Collected data entries

»»

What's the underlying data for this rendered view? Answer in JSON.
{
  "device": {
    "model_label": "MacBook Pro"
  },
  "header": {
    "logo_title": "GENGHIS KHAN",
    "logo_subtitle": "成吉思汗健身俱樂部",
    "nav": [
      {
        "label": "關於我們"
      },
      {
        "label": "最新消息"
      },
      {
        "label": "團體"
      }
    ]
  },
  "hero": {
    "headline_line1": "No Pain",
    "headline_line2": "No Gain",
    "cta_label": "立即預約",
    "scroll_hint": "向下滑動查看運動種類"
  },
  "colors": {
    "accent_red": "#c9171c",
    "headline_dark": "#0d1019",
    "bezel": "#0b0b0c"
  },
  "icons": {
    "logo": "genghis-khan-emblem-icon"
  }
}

««

Exactly reproduce every line of the records.

◆ **FULL RESPONSE**
What's the underlying data for this rendered view? Answer in JSON.
{
  "device": {
    "model_label": "MacBook Pro"
  },
  "header": {
    "logo_title": "GENGHIS KHAN",
    "logo_subtitle": "成吉思汗健身俱樂部",
    "nav": [
      {
        "label": "關於我們"
      },
      {
        "label": "最新消息"
      },
      {
        "label": "團體"
      }
    ]
  },
  "hero": {
    "headline_line1": "No Pain",
    "headline_line2": "No Gain",
    "cta_label": "立即預約",
    "scroll_hint": "向下滑動查看運動種類"
  },
  "colors": {
    "accent_red": "#c9171c",
    "headline_dark": "#0d1019",
    "bezel": "#0b0b0c"
  },
  "icons": {
    "logo": "genghis-khan-emblem-icon"
  }
}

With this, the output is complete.